Dataset rows about figures

______________________________

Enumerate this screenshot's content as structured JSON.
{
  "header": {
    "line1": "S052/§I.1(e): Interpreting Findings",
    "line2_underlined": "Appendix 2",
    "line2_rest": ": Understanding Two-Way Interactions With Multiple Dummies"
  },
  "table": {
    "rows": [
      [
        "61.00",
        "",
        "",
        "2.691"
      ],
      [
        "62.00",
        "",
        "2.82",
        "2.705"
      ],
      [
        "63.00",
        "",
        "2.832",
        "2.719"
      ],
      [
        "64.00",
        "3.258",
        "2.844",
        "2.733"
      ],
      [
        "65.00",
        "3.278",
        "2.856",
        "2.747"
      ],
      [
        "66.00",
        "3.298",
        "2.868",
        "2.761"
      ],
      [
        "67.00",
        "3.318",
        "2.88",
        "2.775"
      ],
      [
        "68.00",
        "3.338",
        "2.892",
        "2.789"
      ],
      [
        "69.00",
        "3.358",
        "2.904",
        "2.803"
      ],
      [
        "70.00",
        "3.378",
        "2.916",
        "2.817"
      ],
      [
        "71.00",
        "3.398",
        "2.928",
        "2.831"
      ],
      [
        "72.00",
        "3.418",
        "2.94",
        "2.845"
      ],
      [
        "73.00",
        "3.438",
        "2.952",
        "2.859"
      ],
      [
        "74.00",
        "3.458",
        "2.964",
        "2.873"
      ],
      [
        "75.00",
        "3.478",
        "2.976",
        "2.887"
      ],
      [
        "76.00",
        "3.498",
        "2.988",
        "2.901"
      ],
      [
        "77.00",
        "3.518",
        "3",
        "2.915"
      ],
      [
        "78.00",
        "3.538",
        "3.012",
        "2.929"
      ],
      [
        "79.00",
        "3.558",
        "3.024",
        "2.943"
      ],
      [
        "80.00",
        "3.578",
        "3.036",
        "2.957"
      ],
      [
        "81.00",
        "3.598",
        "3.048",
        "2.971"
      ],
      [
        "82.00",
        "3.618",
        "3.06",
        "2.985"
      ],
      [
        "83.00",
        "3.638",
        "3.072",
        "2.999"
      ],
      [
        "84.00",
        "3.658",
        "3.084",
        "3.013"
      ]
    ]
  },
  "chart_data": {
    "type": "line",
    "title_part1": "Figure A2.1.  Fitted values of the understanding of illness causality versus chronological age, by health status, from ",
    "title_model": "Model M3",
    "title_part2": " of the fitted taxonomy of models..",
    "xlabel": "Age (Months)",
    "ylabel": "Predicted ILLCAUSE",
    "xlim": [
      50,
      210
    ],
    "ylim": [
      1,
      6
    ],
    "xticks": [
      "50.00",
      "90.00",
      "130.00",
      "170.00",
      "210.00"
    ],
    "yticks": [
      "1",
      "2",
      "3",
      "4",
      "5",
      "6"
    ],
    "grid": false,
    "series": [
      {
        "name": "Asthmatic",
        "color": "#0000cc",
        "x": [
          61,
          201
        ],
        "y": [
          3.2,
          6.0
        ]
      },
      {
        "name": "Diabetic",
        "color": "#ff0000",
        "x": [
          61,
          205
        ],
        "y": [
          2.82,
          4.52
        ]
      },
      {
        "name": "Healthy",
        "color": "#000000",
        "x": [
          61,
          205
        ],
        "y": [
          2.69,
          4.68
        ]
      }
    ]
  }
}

______________________________

Give the listing again, word for word.

■ The reply
Enumerate this screenshot's content as structured JSON.
{
  "header": {
    "line1": "S052/§I.1(e): Interpreting Findings",
    "line2_underlined": "Appendix 2",
    "line2_rest": ": Understanding Two-Way Interactions With Multiple Dummies"
  },
  "table": {
    "rows": [
      [
        "61.00",
        "",
        "",
        "2.691"
      ],
      [
        "62.00",
        "",
        "2.82",
        "2.705"
      ],
      [
        "63.00",
        "",
        "2.832",
        "2.719"
      ],
      [
        "64.00",
        "3.258",
        "2.844",
        "2.733"
      ],
      [
        "65.00",
        "3.278",
        "2.856",
        "2.747"
      ],
      [
        "66.00",
        "3.298",
        "2.868",
        "2.761"
      ],
      [
        "67.00",
        "3.318",
        "2.88",
        "2.775"
      ],
      [
        "68.00",
        "3.338",
        "2.892",
        "2.789"
      ],
      [
        "69.00",
        "3.358",
        "2.904",
        "2.803"
      ],
      [
        "70.00",
        "3.378",
        "2.916",
        "2.817"
      ],
      [
        "71.00",
        "3.398",
        "2.928",
        "2.831"
      ],
      [
        "72.00",
        "3.418",
        "2.94",
        "2.845"
      ],
      [
        "73.00",
        "3.438",
        "2.952",
        "2.859"
      ],
      [
        "74.00",
        "3.458",
        "2.964",
        "2.873"
      ],
      [
        "75.00",
        "3.478",
        "2.976",
        "2.887"
      ],
      [
        "76.00",
        "3.498",
        "2.988",
        "2.901"
      ],
      [
        "77.00",
        "3.518",
        "3",
        "2.915"
      ],
      [
        "78.00",
        "3.538",
        "3.012",
        "2.929"
      ],
      [
        "79.00",
        "3.558",
        "3.024",
        "2.943"
      ],
      [
        "80.00",
        "3.578",
        "3.036",
        "2.957"
      ],
      [
        "81.00",
        "3.598",
        "3.048",
        "2.971"
      ],
      [
        "82.00",
        "3.618",
        "3.06",
        "2.985"
      ],
      [
        "83.00",
        "3.638",
        "3.072",
        "2.999"
      ],
      [
        "84.00",
        "3.658",
        "3.084",
        "3.013"
      ]
    ]
  },
  "chart_data": {
    "type": "line",
    "title_part1": "Figure A2.1.  Fitted values of the understanding of illness causality versus chronological age, by health status, from ",
    "title_model": "Model M3",
    "title_part2": " of the fitted taxonomy of models..",
    "xlabel": "Age (Months)",
    "ylabel": "Predicted ILLCAUSE",
    "xlim": [
      50,
      210
    ],
    "ylim": [
      1,
      6
    ],
    "xticks": [
      "50.00",
      "90.00",
      "130.00",
      "170.00",
      "210.00"
    ],
    "yticks": [
      "1",
      "2",
      "3",
      "4",
      "5",
      "6"
    ],
    "grid": false,
    "series": [
      {
        "name": "Asthmatic",
        "color": "#0000cc",
        "x": [
          61,
          201
        ],
        "y": [
          3.2,
          6.0
        ]
      },
      {
        "name": "Diabetic",
        "color": "#ff0000",
        "x": [
          61,
          205
        ],
        "y": [
          2.82,
          4.52
        ]
      },
      {
        "name": "Healthy",
        "color": "#000000",
        "x": [
          61,
          205
        ],
        "y": [
          2.69,
          4.68
        ]
      }
    ]
  }
}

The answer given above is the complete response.